[Entries]
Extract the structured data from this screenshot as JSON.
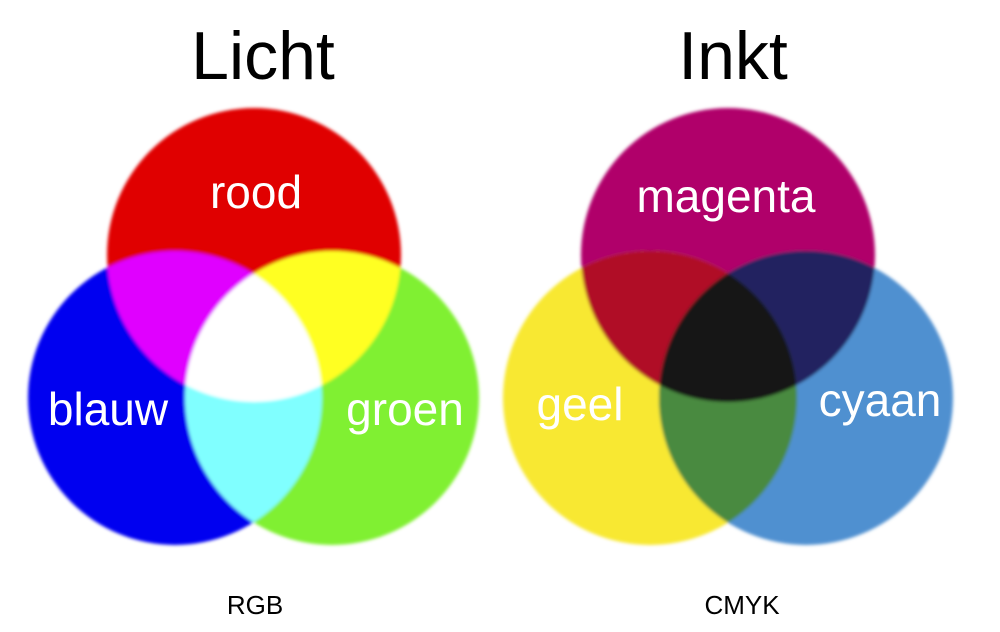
{
  "light": {
    "title": "Licht",
    "caption": "RGB",
    "circles": [
      {
        "label": "rood",
        "color": "#e00000"
      },
      {
        "label": "blauw",
        "color": "#0000f0"
      },
      {
        "label": "groen",
        "color": "#80f030"
      }
    ],
    "overlap_colors": {
      "rood_blauw": "#e000ff",
      "rood_groen": "#ffff20",
      "blauw_groen": "#80ffff",
      "center": "#ffffff"
    }
  },
  "ink": {
    "title": "Inkt",
    "caption": "CMYK",
    "circles": [
      {
        "label": "magenta",
        "color": "#b0006a"
      },
      {
        "label": "geel",
        "color": "#f8e830"
      },
      {
        "label": "cyaan",
        "color": "#5090d0"
      }
    ],
    "overlap_colors": {
      "magenta_geel": "#b01028",
      "magenta_cyaan": "#202060",
      "geel_cyaan": "#4a8a40",
      "center": "#151515"
    }
  }
}
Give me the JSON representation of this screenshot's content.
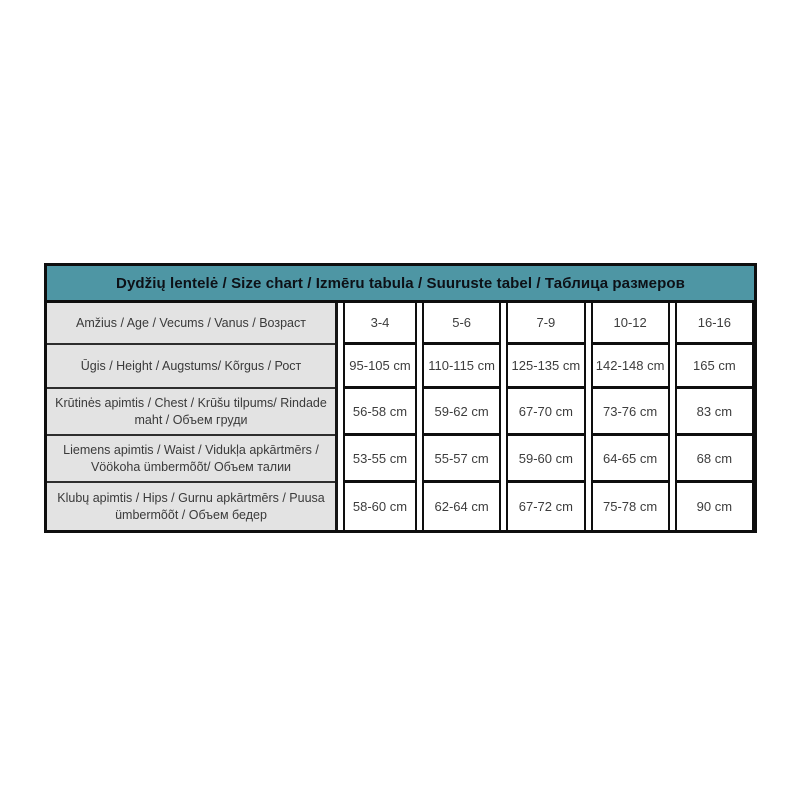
{
  "table": {
    "title": "Dydžių lentelė / Size chart / Izmēru tabula / Suuruste tabel / Таблица размеров",
    "header_bg": "#4e96a4",
    "label_bg": "#e3e3e3",
    "border_color": "#0e0e0e",
    "rows": [
      {
        "label": "Amžius / Age / Vecums / Vanus / Возраст",
        "values": [
          "3-4",
          "5-6",
          "7-9",
          "10-12",
          "16-16"
        ]
      },
      {
        "label": "Ūgis / Height / Augstums/ Kõrgus / Рост",
        "values": [
          "95-105 cm",
          "110-115 cm",
          "125-135 cm",
          "142-148 cm",
          "165 cm"
        ]
      },
      {
        "label": "Krūtinės apimtis / Chest / Krūšu tilpums/ Rindade maht / Объем груди",
        "values": [
          "56-58 cm",
          "59-62 cm",
          "67-70 cm",
          "73-76 cm",
          "83 cm"
        ]
      },
      {
        "label": "Liemens apimtis / Waist / Vidukļa apkārtmērs / Vöökoha ümbermõõt/ Объем талии",
        "values": [
          "53-55 cm",
          "55-57 cm",
          "59-60 cm",
          "64-65 cm",
          "68 cm"
        ]
      },
      {
        "label": "Klubų apimtis / Hips / Gurnu apkārtmērs / Puusa ümbermõõt / Объем бедер",
        "values": [
          "58-60 cm",
          "62-64 cm",
          "67-72 cm",
          "75-78 cm",
          "90 cm"
        ]
      }
    ]
  }
}
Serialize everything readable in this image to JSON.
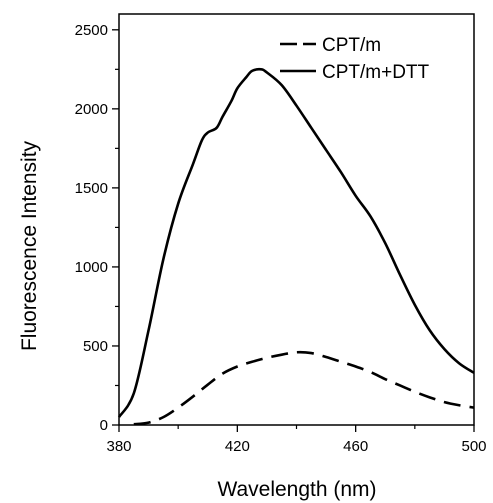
{
  "chart_data": {
    "type": "line",
    "title": "",
    "xlabel": "Wavelength (nm)",
    "ylabel": "Fluorescence Intensity",
    "xlim": [
      380,
      500
    ],
    "ylim": [
      0,
      2600
    ],
    "xticks": [
      380,
      420,
      460,
      500
    ],
    "xtick_labels": [
      "380",
      "420",
      "460",
      "500"
    ],
    "xminor": [
      400,
      440,
      480
    ],
    "yticks": [
      0,
      500,
      1000,
      1500,
      2000,
      2500
    ],
    "ytick_labels": [
      "0",
      "500",
      "1000",
      "1500",
      "2000",
      "2500"
    ],
    "yminor": [
      250,
      750,
      1250,
      1750,
      2250
    ],
    "grid": false,
    "legend_position": "top-right",
    "series": [
      {
        "name": "CPT/m",
        "style": "dashed",
        "color": "#000000",
        "x": [
          385,
          390,
          395,
          400,
          405,
          410,
          415,
          420,
          425,
          430,
          435,
          440,
          445,
          450,
          455,
          460,
          465,
          470,
          475,
          480,
          485,
          490,
          495,
          500
        ],
        "y": [
          5,
          15,
          50,
          110,
          180,
          255,
          325,
          370,
          400,
          425,
          445,
          460,
          455,
          430,
          400,
          370,
          335,
          290,
          250,
          210,
          175,
          145,
          125,
          110
        ]
      },
      {
        "name": "CPT/m+DTT",
        "style": "solid",
        "color": "#000000",
        "x": [
          380,
          385,
          390,
          395,
          400,
          405,
          408,
          410,
          413,
          415,
          418,
          420,
          423,
          425,
          428,
          430,
          435,
          440,
          445,
          450,
          455,
          460,
          465,
          470,
          475,
          480,
          485,
          490,
          495,
          500
        ],
        "y": [
          50,
          200,
          600,
          1050,
          1400,
          1650,
          1800,
          1850,
          1880,
          1950,
          2050,
          2130,
          2200,
          2240,
          2250,
          2230,
          2150,
          2020,
          1880,
          1740,
          1600,
          1450,
          1320,
          1150,
          950,
          760,
          600,
          480,
          390,
          330
        ]
      }
    ]
  }
}
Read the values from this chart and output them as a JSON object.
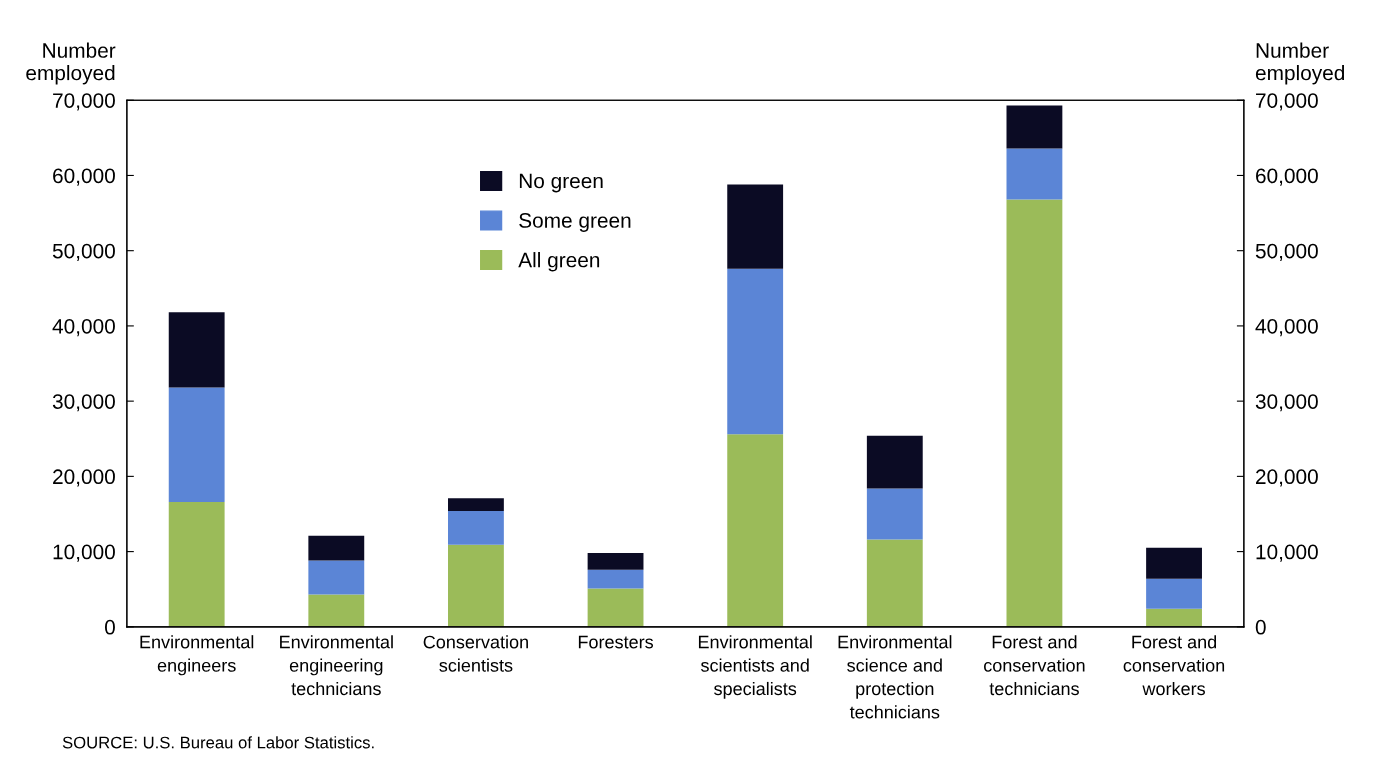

[Work to do]
Each line that holds the word "JSON" should be extracted from the records.

[Full response]
Extract the structured data from this screenshot as JSON.
Give me the JSON representation of this screenshot's content.
Serialize everything readable in this image to JSON.
Read the values from this chart and output them as a JSON object.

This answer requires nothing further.